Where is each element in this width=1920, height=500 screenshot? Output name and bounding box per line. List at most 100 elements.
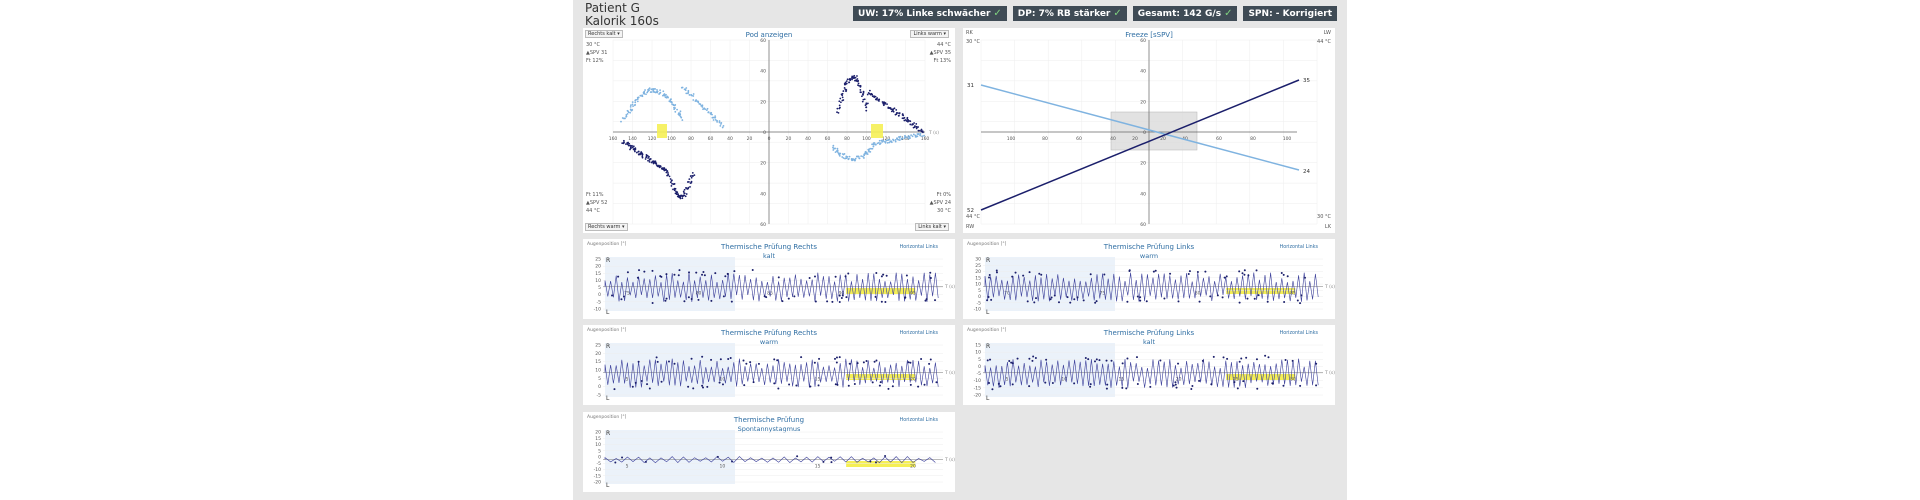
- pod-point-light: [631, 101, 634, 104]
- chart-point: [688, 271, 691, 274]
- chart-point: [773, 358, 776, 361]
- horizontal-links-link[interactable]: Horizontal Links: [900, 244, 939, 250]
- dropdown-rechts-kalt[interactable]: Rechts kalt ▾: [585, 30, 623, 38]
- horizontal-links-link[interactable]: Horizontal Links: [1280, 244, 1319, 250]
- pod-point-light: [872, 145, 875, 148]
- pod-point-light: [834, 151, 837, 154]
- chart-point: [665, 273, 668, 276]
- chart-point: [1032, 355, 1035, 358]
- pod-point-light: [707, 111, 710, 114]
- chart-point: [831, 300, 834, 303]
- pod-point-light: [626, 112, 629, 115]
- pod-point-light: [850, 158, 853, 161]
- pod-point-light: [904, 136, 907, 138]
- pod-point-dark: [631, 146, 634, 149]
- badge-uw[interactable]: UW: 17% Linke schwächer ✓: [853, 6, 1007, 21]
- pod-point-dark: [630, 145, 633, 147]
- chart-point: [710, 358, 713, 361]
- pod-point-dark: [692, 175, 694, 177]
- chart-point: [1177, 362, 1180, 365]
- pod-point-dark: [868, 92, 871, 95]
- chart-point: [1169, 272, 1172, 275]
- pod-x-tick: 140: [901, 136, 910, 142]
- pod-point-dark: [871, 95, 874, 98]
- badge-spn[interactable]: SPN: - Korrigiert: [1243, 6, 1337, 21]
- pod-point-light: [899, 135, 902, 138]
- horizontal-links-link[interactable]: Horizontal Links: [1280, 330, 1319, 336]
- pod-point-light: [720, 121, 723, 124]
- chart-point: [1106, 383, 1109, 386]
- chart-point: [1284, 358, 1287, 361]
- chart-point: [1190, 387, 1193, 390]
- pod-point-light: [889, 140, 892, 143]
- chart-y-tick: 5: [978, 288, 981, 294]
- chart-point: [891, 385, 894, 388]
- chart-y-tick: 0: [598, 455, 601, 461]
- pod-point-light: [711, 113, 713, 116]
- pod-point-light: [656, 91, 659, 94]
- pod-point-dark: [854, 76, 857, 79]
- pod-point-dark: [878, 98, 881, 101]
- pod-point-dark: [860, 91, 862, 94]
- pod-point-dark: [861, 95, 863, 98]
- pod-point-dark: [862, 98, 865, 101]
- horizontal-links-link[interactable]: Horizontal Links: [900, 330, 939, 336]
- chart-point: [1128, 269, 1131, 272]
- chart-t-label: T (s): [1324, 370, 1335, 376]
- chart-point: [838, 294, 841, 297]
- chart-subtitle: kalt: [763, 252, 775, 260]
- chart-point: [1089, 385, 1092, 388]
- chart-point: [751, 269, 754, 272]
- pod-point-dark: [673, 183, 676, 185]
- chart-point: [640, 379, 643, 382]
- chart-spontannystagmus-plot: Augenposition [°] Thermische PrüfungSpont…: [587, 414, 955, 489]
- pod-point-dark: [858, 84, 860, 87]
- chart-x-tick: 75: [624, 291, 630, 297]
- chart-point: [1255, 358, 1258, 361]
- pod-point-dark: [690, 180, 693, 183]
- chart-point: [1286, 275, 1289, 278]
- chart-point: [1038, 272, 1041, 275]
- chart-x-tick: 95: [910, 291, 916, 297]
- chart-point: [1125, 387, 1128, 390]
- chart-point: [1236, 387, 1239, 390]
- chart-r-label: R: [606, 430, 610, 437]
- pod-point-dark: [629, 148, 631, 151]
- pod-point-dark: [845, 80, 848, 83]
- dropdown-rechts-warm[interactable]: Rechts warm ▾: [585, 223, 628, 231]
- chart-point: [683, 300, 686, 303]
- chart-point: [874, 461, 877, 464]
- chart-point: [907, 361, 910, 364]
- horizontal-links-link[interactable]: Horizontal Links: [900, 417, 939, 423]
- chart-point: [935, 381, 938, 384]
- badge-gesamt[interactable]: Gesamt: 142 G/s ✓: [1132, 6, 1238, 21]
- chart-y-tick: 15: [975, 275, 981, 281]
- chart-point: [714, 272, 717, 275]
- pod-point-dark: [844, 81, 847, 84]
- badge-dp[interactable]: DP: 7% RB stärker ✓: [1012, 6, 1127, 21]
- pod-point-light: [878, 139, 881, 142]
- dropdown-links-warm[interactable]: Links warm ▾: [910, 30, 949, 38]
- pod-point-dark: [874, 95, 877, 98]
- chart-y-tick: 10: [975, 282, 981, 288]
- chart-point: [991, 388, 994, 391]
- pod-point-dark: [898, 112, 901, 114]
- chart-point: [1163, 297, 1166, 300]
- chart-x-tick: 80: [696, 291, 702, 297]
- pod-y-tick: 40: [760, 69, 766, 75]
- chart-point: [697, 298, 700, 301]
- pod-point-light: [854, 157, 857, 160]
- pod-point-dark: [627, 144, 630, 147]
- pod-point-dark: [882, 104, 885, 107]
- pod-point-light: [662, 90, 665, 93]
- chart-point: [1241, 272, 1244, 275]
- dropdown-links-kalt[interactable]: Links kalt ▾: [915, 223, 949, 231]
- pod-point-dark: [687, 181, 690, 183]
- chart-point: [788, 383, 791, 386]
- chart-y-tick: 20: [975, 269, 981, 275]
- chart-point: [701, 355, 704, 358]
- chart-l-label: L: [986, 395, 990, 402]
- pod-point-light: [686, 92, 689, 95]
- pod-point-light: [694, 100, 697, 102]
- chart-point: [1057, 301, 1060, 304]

---

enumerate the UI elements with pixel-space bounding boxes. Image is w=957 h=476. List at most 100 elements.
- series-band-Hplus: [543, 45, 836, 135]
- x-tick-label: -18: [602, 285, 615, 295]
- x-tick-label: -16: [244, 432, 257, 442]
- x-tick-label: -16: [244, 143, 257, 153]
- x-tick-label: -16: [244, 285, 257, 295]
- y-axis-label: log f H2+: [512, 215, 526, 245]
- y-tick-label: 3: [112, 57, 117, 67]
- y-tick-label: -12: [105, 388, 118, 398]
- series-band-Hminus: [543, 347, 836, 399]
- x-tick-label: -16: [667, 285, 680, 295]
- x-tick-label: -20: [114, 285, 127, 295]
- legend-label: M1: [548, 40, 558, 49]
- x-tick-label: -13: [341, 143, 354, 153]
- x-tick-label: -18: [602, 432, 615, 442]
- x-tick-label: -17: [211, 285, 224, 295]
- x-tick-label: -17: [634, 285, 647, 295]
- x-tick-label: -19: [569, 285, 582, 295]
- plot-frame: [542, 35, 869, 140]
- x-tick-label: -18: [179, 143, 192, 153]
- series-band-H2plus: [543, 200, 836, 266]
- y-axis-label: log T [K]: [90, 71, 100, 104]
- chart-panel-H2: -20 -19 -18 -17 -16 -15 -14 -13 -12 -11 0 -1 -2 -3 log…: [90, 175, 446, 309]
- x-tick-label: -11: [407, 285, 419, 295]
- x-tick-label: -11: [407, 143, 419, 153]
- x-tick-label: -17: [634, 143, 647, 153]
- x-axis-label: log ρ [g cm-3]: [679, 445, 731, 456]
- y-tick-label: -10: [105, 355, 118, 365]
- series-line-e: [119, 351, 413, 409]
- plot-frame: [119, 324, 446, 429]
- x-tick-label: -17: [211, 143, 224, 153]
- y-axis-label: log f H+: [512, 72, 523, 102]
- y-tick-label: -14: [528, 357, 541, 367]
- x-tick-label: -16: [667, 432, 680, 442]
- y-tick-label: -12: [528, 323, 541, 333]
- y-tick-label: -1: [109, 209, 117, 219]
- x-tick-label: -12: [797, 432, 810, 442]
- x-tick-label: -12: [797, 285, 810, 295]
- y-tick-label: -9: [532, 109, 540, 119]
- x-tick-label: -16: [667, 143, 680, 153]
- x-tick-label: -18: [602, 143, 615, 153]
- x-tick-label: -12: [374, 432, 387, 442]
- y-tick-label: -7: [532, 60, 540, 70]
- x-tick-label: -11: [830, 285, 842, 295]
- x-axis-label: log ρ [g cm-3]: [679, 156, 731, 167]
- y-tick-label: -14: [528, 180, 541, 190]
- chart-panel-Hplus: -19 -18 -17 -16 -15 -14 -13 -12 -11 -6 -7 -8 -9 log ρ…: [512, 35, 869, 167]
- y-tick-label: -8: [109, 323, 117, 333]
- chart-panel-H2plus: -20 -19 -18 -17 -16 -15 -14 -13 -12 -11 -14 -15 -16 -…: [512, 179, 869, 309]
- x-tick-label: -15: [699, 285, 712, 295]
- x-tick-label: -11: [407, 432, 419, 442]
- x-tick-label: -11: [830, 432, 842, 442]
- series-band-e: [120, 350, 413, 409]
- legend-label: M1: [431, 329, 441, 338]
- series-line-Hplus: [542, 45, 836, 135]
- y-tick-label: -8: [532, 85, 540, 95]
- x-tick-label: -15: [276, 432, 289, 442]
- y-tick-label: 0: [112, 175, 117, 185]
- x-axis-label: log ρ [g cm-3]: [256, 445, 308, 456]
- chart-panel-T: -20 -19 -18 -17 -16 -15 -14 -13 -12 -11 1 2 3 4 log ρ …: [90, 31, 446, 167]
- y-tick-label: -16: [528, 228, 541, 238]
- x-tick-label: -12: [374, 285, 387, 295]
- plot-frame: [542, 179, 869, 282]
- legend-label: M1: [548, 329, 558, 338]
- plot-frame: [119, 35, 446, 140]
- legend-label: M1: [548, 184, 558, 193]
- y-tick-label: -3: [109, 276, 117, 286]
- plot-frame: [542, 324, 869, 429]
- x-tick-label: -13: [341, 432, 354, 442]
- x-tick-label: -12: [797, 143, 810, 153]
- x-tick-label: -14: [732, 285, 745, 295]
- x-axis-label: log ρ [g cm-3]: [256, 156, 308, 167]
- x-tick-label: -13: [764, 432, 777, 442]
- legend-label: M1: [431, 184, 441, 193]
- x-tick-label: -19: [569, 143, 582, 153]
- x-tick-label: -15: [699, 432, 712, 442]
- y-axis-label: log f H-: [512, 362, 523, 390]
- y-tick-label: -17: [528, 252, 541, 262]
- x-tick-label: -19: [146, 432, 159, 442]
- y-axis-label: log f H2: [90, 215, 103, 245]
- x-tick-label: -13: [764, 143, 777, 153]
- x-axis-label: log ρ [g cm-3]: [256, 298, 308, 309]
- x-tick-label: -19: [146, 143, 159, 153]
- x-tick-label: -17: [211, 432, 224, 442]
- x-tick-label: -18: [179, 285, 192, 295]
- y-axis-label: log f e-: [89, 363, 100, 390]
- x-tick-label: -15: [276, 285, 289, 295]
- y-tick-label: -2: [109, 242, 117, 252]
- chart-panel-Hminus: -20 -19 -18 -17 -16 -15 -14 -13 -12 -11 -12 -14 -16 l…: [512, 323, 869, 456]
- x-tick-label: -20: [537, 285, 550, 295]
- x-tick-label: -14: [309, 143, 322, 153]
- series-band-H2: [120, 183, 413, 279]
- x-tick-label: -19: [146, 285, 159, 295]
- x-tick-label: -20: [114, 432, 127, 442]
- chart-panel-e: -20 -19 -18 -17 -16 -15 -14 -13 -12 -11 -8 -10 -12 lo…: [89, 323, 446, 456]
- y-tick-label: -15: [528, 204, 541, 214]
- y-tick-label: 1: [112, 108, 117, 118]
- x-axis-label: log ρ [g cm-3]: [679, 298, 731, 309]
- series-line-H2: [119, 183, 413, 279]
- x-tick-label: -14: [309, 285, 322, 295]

---

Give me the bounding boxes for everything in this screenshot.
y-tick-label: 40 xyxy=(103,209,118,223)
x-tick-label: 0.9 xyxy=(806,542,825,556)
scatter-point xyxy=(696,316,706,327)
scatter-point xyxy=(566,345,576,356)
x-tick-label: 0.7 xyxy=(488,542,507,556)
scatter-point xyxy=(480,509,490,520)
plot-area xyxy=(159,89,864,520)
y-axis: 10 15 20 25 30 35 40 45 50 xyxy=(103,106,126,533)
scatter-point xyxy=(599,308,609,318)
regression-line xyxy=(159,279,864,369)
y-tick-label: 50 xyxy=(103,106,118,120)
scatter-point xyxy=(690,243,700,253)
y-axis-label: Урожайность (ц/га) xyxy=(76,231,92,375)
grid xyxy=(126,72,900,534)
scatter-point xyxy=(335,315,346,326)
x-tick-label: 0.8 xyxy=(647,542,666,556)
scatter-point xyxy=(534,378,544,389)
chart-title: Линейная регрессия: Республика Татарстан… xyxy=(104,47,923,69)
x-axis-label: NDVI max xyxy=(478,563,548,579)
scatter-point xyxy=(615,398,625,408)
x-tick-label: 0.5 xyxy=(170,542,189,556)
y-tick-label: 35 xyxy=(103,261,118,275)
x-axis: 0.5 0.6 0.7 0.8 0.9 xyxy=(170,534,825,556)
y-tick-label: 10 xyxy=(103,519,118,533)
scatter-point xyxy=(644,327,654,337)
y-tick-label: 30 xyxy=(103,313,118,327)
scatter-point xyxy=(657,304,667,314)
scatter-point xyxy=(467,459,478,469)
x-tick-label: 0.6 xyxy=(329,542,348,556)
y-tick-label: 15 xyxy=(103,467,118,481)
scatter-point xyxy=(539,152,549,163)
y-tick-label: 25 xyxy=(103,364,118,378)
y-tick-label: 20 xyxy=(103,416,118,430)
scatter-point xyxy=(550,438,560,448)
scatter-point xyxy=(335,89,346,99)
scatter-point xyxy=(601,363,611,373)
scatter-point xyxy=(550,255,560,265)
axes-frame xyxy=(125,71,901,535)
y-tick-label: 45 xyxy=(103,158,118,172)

> _Qué se pide_: Repite sin cambiar nada las líneas de los registros, desde la que contiene "Give me the" hasta la que contiene "scatter-point xyxy=(534,378,544,389)", ambas incluidas.

> _Solución_:
Give me the bounding boxes for everything in this screenshot.
y-tick-label: 40 xyxy=(103,209,118,223)
x-tick-label: 0.9 xyxy=(806,542,825,556)
scatter-point xyxy=(696,316,706,327)
scatter-point xyxy=(566,345,576,356)
x-tick-label: 0.7 xyxy=(488,542,507,556)
scatter-point xyxy=(480,509,490,520)
plot-area xyxy=(159,89,864,520)
y-axis: 10 15 20 25 30 35 40 45 50 xyxy=(103,106,126,533)
scatter-point xyxy=(599,308,609,318)
regression-line xyxy=(159,279,864,369)
y-tick-label: 50 xyxy=(103,106,118,120)
scatter-point xyxy=(690,243,700,253)
y-axis-label: Урожайность (ц/га) xyxy=(76,231,92,375)
grid xyxy=(126,72,900,534)
scatter-point xyxy=(335,315,346,326)
x-tick-label: 0.8 xyxy=(647,542,666,556)
scatter-point xyxy=(534,378,544,389)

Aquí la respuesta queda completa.